>>>>
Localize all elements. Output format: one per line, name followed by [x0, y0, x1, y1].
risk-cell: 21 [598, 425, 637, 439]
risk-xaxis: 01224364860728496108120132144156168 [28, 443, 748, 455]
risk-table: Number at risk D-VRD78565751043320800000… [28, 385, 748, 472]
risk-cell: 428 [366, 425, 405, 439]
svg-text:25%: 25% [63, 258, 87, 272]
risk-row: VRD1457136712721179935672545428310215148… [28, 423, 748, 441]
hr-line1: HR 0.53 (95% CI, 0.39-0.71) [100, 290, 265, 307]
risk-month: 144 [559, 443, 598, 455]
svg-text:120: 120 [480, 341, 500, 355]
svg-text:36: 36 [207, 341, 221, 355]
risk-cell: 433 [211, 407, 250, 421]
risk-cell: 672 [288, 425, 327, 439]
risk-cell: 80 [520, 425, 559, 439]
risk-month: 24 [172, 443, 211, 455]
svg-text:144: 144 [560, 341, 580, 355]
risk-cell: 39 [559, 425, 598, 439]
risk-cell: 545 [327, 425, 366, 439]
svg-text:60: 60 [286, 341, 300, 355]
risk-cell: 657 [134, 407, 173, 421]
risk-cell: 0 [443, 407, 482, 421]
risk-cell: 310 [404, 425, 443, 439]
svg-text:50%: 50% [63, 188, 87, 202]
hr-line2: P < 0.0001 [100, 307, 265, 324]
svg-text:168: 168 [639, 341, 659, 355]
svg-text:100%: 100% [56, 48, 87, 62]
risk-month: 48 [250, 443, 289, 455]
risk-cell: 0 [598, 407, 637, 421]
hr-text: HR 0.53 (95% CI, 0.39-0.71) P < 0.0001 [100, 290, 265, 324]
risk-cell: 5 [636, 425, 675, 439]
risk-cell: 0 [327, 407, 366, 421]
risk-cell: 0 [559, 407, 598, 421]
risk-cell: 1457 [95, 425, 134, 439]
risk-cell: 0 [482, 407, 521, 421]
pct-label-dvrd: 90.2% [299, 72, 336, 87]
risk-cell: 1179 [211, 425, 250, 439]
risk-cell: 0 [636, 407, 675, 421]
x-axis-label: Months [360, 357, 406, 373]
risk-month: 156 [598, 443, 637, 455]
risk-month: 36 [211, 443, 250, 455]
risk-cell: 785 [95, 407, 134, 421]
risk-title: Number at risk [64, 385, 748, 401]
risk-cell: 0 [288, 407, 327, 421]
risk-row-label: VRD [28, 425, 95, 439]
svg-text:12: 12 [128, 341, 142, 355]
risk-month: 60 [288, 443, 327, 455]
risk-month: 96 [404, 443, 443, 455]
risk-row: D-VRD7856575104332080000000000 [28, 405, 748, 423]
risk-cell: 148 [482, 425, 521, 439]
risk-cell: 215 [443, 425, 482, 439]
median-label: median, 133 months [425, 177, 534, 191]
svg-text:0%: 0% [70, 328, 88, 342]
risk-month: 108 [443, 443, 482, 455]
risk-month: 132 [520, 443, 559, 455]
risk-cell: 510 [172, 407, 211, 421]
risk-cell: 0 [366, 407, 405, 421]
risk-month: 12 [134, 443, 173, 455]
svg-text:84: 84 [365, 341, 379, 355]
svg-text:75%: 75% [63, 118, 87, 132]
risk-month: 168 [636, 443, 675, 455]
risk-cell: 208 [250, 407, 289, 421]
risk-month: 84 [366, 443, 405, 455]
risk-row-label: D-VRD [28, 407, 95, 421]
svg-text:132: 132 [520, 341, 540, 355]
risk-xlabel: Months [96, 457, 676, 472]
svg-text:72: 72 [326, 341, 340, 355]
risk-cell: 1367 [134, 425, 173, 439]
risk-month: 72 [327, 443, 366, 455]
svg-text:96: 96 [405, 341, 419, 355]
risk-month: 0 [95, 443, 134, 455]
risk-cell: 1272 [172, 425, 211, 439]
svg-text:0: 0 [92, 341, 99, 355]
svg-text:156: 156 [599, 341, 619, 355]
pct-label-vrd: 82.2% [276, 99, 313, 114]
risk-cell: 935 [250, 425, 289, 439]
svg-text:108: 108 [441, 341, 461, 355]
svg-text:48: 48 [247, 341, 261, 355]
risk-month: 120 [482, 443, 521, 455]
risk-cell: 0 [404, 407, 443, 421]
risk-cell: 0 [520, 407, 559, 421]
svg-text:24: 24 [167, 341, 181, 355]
<<<<
*DIRECTIONS*:
Copy out every line of the entries above, character for character, without changing anything.

*RESPONSE TO THIS TASK*:
Localize all elements. Output format: one per line, name followed by [x0, y0, x1, y1].
risk-cell: 21 [598, 425, 637, 439]
risk-xaxis: 01224364860728496108120132144156168 [28, 443, 748, 455]
risk-table: Number at risk D-VRD78565751043320800000… [28, 385, 748, 472]
risk-cell: 428 [366, 425, 405, 439]
svg-text:25%: 25% [63, 258, 87, 272]
risk-row: VRD1457136712721179935672545428310215148… [28, 423, 748, 441]
hr-line1: HR 0.53 (95% CI, 0.39-0.71) [100, 290, 265, 307]
risk-month: 144 [559, 443, 598, 455]
svg-text:120: 120 [480, 341, 500, 355]
svg-text:36: 36 [207, 341, 221, 355]
risk-cell: 433 [211, 407, 250, 421]
risk-cell: 672 [288, 425, 327, 439]
risk-cell: 80 [520, 425, 559, 439]
risk-month: 24 [172, 443, 211, 455]
svg-text:144: 144 [560, 341, 580, 355]
risk-cell: 39 [559, 425, 598, 439]
risk-cell: 545 [327, 425, 366, 439]
svg-text:60: 60 [286, 341, 300, 355]
risk-cell: 657 [134, 407, 173, 421]
risk-cell: 0 [443, 407, 482, 421]
risk-cell: 310 [404, 425, 443, 439]
svg-text:50%: 50% [63, 188, 87, 202]
hr-line2: P < 0.0001 [100, 307, 265, 324]
svg-text:168: 168 [639, 341, 659, 355]
svg-text:100%: 100% [56, 48, 87, 62]
risk-month: 48 [250, 443, 289, 455]
risk-cell: 0 [598, 407, 637, 421]
hr-text: HR 0.53 (95% CI, 0.39-0.71) P < 0.0001 [100, 290, 265, 324]
risk-cell: 5 [636, 425, 675, 439]
risk-cell: 0 [327, 407, 366, 421]
risk-cell: 0 [559, 407, 598, 421]
risk-cell: 1457 [95, 425, 134, 439]
risk-cell: 0 [482, 407, 521, 421]
pct-label-dvrd: 90.2% [299, 72, 336, 87]
risk-cell: 1179 [211, 425, 250, 439]
risk-cell: 0 [636, 407, 675, 421]
x-axis-label: Months [360, 357, 406, 373]
risk-month: 156 [598, 443, 637, 455]
risk-month: 36 [211, 443, 250, 455]
risk-cell: 785 [95, 407, 134, 421]
risk-title: Number at risk [64, 385, 748, 401]
risk-cell: 0 [288, 407, 327, 421]
risk-row-label: VRD [28, 425, 95, 439]
svg-text:12: 12 [128, 341, 142, 355]
risk-month: 60 [288, 443, 327, 455]
risk-month: 96 [404, 443, 443, 455]
risk-row: D-VRD7856575104332080000000000 [28, 405, 748, 423]
risk-cell: 148 [482, 425, 521, 439]
risk-cell: 215 [443, 425, 482, 439]
median-label: median, 133 months [425, 177, 534, 191]
svg-text:0%: 0% [70, 328, 88, 342]
risk-month: 108 [443, 443, 482, 455]
risk-month: 132 [520, 443, 559, 455]
risk-cell: 510 [172, 407, 211, 421]
risk-cell: 0 [366, 407, 405, 421]
risk-month: 12 [134, 443, 173, 455]
svg-text:84: 84 [365, 341, 379, 355]
svg-text:75%: 75% [63, 118, 87, 132]
risk-month: 168 [636, 443, 675, 455]
risk-cell: 208 [250, 407, 289, 421]
risk-month: 84 [366, 443, 405, 455]
risk-row-label: D-VRD [28, 407, 95, 421]
svg-text:132: 132 [520, 341, 540, 355]
risk-xlabel: Months [96, 457, 676, 472]
svg-text:72: 72 [326, 341, 340, 355]
risk-cell: 1367 [134, 425, 173, 439]
risk-month: 72 [327, 443, 366, 455]
svg-text:96: 96 [405, 341, 419, 355]
risk-month: 0 [95, 443, 134, 455]
risk-cell: 1272 [172, 425, 211, 439]
svg-text:0: 0 [92, 341, 99, 355]
svg-text:156: 156 [599, 341, 619, 355]
pct-label-vrd: 82.2% [276, 99, 313, 114]
risk-cell: 935 [250, 425, 289, 439]
svg-text:108: 108 [441, 341, 461, 355]
svg-text:48: 48 [247, 341, 261, 355]
risk-month: 120 [482, 443, 521, 455]
risk-cell: 0 [404, 407, 443, 421]
risk-cell: 0 [520, 407, 559, 421]
svg-text:24: 24 [167, 341, 181, 355]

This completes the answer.